■ **What to work on**
Write out the data again exactly, skipping every picture.

## Start Exercise material

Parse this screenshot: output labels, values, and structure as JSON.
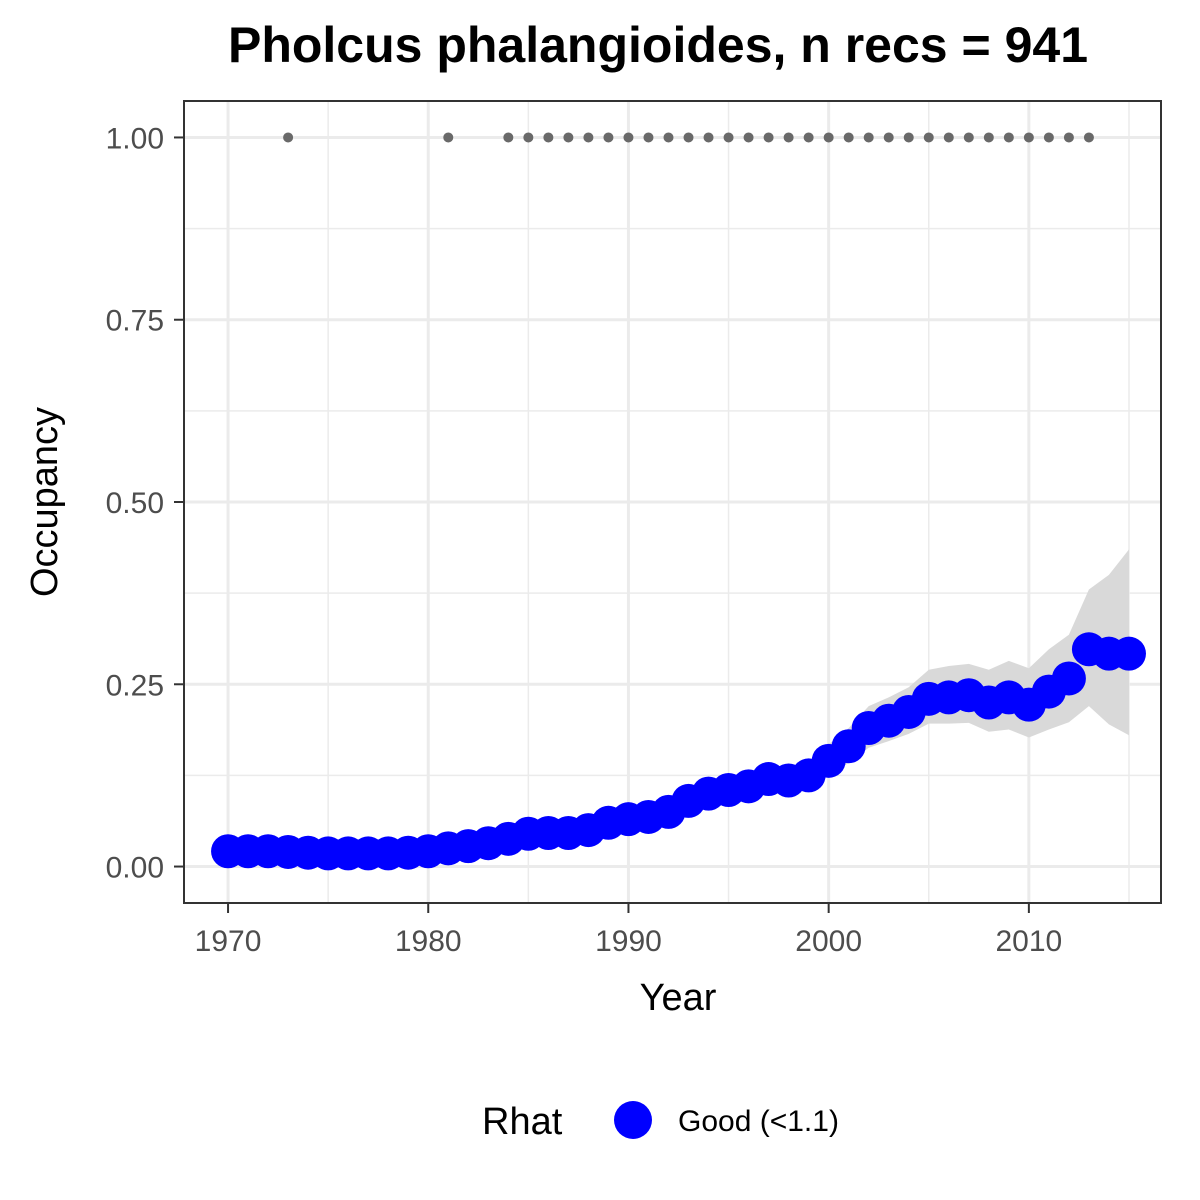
{
  "chart_data": {
    "type": "line",
    "title": "Pholcus phalangioides, n recs = 941",
    "xlabel": "Year",
    "ylabel": "Occupancy",
    "xlim": [
      1967.8,
      2016.6
    ],
    "ylim": [
      -0.05,
      1.05
    ],
    "x_ticks": [
      1970,
      1980,
      1990,
      2000,
      2010
    ],
    "x_tick_labels": [
      "1970",
      "1980",
      "1990",
      "2000",
      "2010"
    ],
    "y_ticks": [
      0,
      0.25,
      0.5,
      0.75,
      1.0
    ],
    "y_tick_labels": [
      "0.00",
      "0.25",
      "0.50",
      "0.75",
      "1.00"
    ],
    "grid": true,
    "legend": {
      "title": "Rhat",
      "position": "bottom",
      "entries": [
        "Good (<1.1)"
      ]
    },
    "colors": {
      "points": "#0000ff",
      "ribbon": "#d9d9d9",
      "records": "#696969",
      "grid": "#ebebeb",
      "panel_border": "#333333"
    },
    "series": [
      {
        "name": "Good (<1.1)",
        "x": [
          1970,
          1971,
          1972,
          1973,
          1974,
          1975,
          1976,
          1977,
          1978,
          1979,
          1980,
          1981,
          1982,
          1983,
          1984,
          1985,
          1986,
          1987,
          1988,
          1989,
          1990,
          1991,
          1992,
          1993,
          1994,
          1995,
          1996,
          1997,
          1998,
          1999,
          2000,
          2001,
          2002,
          2003,
          2004,
          2005,
          2006,
          2007,
          2008,
          2009,
          2010,
          2011,
          2012,
          2013,
          2014,
          2015
        ],
        "y": [
          0.021,
          0.021,
          0.021,
          0.02,
          0.019,
          0.018,
          0.018,
          0.018,
          0.018,
          0.019,
          0.021,
          0.025,
          0.028,
          0.032,
          0.038,
          0.045,
          0.046,
          0.046,
          0.05,
          0.06,
          0.065,
          0.068,
          0.075,
          0.09,
          0.1,
          0.105,
          0.11,
          0.12,
          0.118,
          0.125,
          0.145,
          0.165,
          0.19,
          0.2,
          0.212,
          0.23,
          0.232,
          0.235,
          0.225,
          0.232,
          0.222,
          0.24,
          0.258,
          0.298,
          0.292,
          0.292
        ],
        "lower": [
          0.014,
          0.015,
          0.015,
          0.014,
          0.013,
          0.012,
          0.012,
          0.012,
          0.012,
          0.013,
          0.015,
          0.019,
          0.022,
          0.025,
          0.031,
          0.037,
          0.038,
          0.038,
          0.042,
          0.051,
          0.055,
          0.058,
          0.064,
          0.078,
          0.088,
          0.093,
          0.097,
          0.105,
          0.103,
          0.108,
          0.125,
          0.142,
          0.163,
          0.172,
          0.182,
          0.196,
          0.196,
          0.197,
          0.185,
          0.188,
          0.177,
          0.188,
          0.198,
          0.22,
          0.195,
          0.18
        ],
        "upper": [
          0.03,
          0.03,
          0.03,
          0.029,
          0.028,
          0.027,
          0.027,
          0.027,
          0.027,
          0.028,
          0.03,
          0.034,
          0.037,
          0.041,
          0.047,
          0.055,
          0.056,
          0.056,
          0.06,
          0.071,
          0.077,
          0.08,
          0.088,
          0.103,
          0.114,
          0.119,
          0.125,
          0.137,
          0.135,
          0.143,
          0.168,
          0.19,
          0.22,
          0.232,
          0.246,
          0.27,
          0.275,
          0.278,
          0.27,
          0.282,
          0.272,
          0.298,
          0.318,
          0.38,
          0.4,
          0.435
        ]
      },
      {
        "name": "",
        "marker": "small-dot",
        "x": [
          1973,
          1981,
          1984,
          1985,
          1986,
          1987,
          1988,
          1989,
          1990,
          1991,
          1992,
          1993,
          1994,
          1995,
          1996,
          1997,
          1998,
          1999,
          2000,
          2001,
          2002,
          2003,
          2004,
          2005,
          2006,
          2007,
          2008,
          2009,
          2010,
          2011,
          2012,
          2013
        ],
        "y": [
          1,
          1,
          1,
          1,
          1,
          1,
          1,
          1,
          1,
          1,
          1,
          1,
          1,
          1,
          1,
          1,
          1,
          1,
          1,
          1,
          1,
          1,
          1,
          1,
          1,
          1,
          1,
          1,
          1,
          1,
          1,
          1
        ]
      }
    ]
  }
}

## End Exercise material

■ **Reply to the exercise**
Parse this screenshot: output labels, values, and structure as JSON.
{
  "chart_data": {
    "type": "line",
    "title": "Pholcus phalangioides, n recs = 941",
    "xlabel": "Year",
    "ylabel": "Occupancy",
    "xlim": [
      1967.8,
      2016.6
    ],
    "ylim": [
      -0.05,
      1.05
    ],
    "x_ticks": [
      1970,
      1980,
      1990,
      2000,
      2010
    ],
    "x_tick_labels": [
      "1970",
      "1980",
      "1990",
      "2000",
      "2010"
    ],
    "y_ticks": [
      0,
      0.25,
      0.5,
      0.75,
      1.0
    ],
    "y_tick_labels": [
      "0.00",
      "0.25",
      "0.50",
      "0.75",
      "1.00"
    ],
    "grid": true,
    "legend": {
      "title": "Rhat",
      "position": "bottom",
      "entries": [
        "Good (<1.1)"
      ]
    },
    "colors": {
      "points": "#0000ff",
      "ribbon": "#d9d9d9",
      "records": "#696969",
      "grid": "#ebebeb",
      "panel_border": "#333333"
    },
    "series": [
      {
        "name": "Good (<1.1)",
        "x": [
          1970,
          1971,
          1972,
          1973,
          1974,
          1975,
          1976,
          1977,
          1978,
          1979,
          1980,
          1981,
          1982,
          1983,
          1984,
          1985,
          1986,
          1987,
          1988,
          1989,
          1990,
          1991,
          1992,
          1993,
          1994,
          1995,
          1996,
          1997,
          1998,
          1999,
          2000,
          2001,
          2002,
          2003,
          2004,
          2005,
          2006,
          2007,
          2008,
          2009,
          2010,
          2011,
          2012,
          2013,
          2014,
          2015
        ],
        "y": [
          0.021,
          0.021,
          0.021,
          0.02,
          0.019,
          0.018,
          0.018,
          0.018,
          0.018,
          0.019,
          0.021,
          0.025,
          0.028,
          0.032,
          0.038,
          0.045,
          0.046,
          0.046,
          0.05,
          0.06,
          0.065,
          0.068,
          0.075,
          0.09,
          0.1,
          0.105,
          0.11,
          0.12,
          0.118,
          0.125,
          0.145,
          0.165,
          0.19,
          0.2,
          0.212,
          0.23,
          0.232,
          0.235,
          0.225,
          0.232,
          0.222,
          0.24,
          0.258,
          0.298,
          0.292,
          0.292
        ],
        "lower": [
          0.014,
          0.015,
          0.015,
          0.014,
          0.013,
          0.012,
          0.012,
          0.012,
          0.012,
          0.013,
          0.015,
          0.019,
          0.022,
          0.025,
          0.031,
          0.037,
          0.038,
          0.038,
          0.042,
          0.051,
          0.055,
          0.058,
          0.064,
          0.078,
          0.088,
          0.093,
          0.097,
          0.105,
          0.103,
          0.108,
          0.125,
          0.142,
          0.163,
          0.172,
          0.182,
          0.196,
          0.196,
          0.197,
          0.185,
          0.188,
          0.177,
          0.188,
          0.198,
          0.22,
          0.195,
          0.18
        ],
        "upper": [
          0.03,
          0.03,
          0.03,
          0.029,
          0.028,
          0.027,
          0.027,
          0.027,
          0.027,
          0.028,
          0.03,
          0.034,
          0.037,
          0.041,
          0.047,
          0.055,
          0.056,
          0.056,
          0.06,
          0.071,
          0.077,
          0.08,
          0.088,
          0.103,
          0.114,
          0.119,
          0.125,
          0.137,
          0.135,
          0.143,
          0.168,
          0.19,
          0.22,
          0.232,
          0.246,
          0.27,
          0.275,
          0.278,
          0.27,
          0.282,
          0.272,
          0.298,
          0.318,
          0.38,
          0.4,
          0.435
        ]
      },
      {
        "name": "",
        "marker": "small-dot",
        "x": [
          1973,
          1981,
          1984,
          1985,
          1986,
          1987,
          1988,
          1989,
          1990,
          1991,
          1992,
          1993,
          1994,
          1995,
          1996,
          1997,
          1998,
          1999,
          2000,
          2001,
          2002,
          2003,
          2004,
          2005,
          2006,
          2007,
          2008,
          2009,
          2010,
          2011,
          2012,
          2013
        ],
        "y": [
          1,
          1,
          1,
          1,
          1,
          1,
          1,
          1,
          1,
          1,
          1,
          1,
          1,
          1,
          1,
          1,
          1,
          1,
          1,
          1,
          1,
          1,
          1,
          1,
          1,
          1,
          1,
          1,
          1,
          1,
          1,
          1
        ]
      }
    ]
  }
}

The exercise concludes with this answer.